START
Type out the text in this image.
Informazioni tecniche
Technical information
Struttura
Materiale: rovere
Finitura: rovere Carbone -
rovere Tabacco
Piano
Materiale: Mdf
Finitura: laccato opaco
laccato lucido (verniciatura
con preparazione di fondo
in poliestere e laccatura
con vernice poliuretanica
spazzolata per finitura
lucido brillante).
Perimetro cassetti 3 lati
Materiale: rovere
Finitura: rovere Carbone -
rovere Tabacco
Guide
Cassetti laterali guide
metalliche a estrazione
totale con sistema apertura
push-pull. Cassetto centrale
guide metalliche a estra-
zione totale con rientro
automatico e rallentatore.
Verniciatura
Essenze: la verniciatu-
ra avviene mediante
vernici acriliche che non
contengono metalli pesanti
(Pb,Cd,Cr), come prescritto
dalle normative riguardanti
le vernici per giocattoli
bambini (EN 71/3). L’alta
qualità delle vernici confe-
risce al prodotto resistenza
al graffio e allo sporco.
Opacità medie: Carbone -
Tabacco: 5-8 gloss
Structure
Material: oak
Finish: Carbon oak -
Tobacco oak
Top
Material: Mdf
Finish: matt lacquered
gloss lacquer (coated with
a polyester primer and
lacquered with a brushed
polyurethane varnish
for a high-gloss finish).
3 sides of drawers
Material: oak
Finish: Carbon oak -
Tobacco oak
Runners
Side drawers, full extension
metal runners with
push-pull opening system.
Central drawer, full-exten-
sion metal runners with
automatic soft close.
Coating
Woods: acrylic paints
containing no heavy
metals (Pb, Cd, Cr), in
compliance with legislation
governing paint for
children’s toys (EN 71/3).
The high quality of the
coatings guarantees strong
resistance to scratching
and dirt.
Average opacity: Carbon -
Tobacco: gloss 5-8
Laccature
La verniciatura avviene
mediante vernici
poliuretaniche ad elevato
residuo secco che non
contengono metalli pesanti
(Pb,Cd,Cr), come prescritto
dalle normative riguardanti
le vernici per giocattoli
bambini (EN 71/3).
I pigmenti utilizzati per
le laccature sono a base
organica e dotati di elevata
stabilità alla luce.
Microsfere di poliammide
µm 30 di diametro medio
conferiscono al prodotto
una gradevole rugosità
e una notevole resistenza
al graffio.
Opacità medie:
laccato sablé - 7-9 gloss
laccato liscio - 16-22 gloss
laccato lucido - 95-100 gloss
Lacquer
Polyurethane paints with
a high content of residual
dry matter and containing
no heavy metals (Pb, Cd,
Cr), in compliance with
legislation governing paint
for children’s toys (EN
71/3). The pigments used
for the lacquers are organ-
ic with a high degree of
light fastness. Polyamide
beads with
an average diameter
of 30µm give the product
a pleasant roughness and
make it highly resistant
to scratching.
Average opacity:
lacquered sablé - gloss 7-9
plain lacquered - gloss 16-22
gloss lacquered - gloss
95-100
END
Repeat each entry word for word.

*Complete answer*
Type out the text in this image.
Informazioni tecniche
Technical information
Struttura
Materiale: rovere
Finitura: rovere Carbone -
rovere Tabacco
Piano
Materiale: Mdf
Finitura: laccato opaco
laccato lucido (verniciatura
con preparazione di fondo
in poliestere e laccatura
con vernice poliuretanica
spazzolata per finitura
lucido brillante).
Perimetro cassetti 3 lati
Materiale: rovere
Finitura: rovere Carbone -
rovere Tabacco
Guide
Cassetti laterali guide
metalliche a estrazione
totale con sistema apertura
push-pull. Cassetto centrale
guide metalliche a estra-
zione totale con rientro
automatico e rallentatore.
Verniciatura
Essenze: la verniciatu-
ra avviene mediante
vernici acriliche che non
contengono metalli pesanti
(Pb,Cd,Cr), come prescritto
dalle normative riguardanti
le vernici per giocattoli
bambini (EN 71/3). L’alta
qualità delle vernici confe-
risce al prodotto resistenza
al graffio e allo sporco.
Opacità medie: Carbone -
Tabacco: 5-8 gloss
Structure
Material: oak
Finish: Carbon oak -
Tobacco oak
Top
Material: Mdf
Finish: matt lacquered
gloss lacquer (coated with
a polyester primer and
lacquered with a brushed
polyurethane varnish
for a high-gloss finish).
3 sides of drawers
Material: oak
Finish: Carbon oak -
Tobacco oak
Runners
Side drawers, full extension
metal runners with
push-pull opening system.
Central drawer, full-exten-
sion metal runners with
automatic soft close.
Coating
Woods: acrylic paints
containing no heavy
metals (Pb, Cd, Cr), in
compliance with legislation
governing paint for
children’s toys (EN 71/3).
The high quality of the
coatings guarantees strong
resistance to scratching
and dirt.
Average opacity: Carbon -
Tobacco: gloss 5-8
Laccature
La verniciatura avviene
mediante vernici
poliuretaniche ad elevato
residuo secco che non
contengono metalli pesanti
(Pb,Cd,Cr), come prescritto
dalle normative riguardanti
le vernici per giocattoli
bambini (EN 71/3).
I pigmenti utilizzati per
le laccature sono a base
organica e dotati di elevata
stabilità alla luce.
Microsfere di poliammide
µm 30 di diametro medio
conferiscono al prodotto
una gradevole rugosità
e una notevole resistenza
al graffio.
Opacità medie:
laccato sablé - 7-9 gloss
laccato liscio - 16-22 gloss
laccato lucido - 95-100 gloss
Lacquer
Polyurethane paints with
a high content of residual
dry matter and containing
no heavy metals (Pb, Cd,
Cr), in compliance with
legislation governing paint
for children’s toys (EN
71/3). The pigments used
for the lacquers are organ-
ic with a high degree of
light fastness. Polyamide
beads with
an average diameter
of 30µm give the product
a pleasant roughness and
make it highly resistant
to scratching.
Average opacity:
lacquered sablé - gloss 7-9
plain lacquered - gloss 16-22
gloss lacquered - gloss
95-100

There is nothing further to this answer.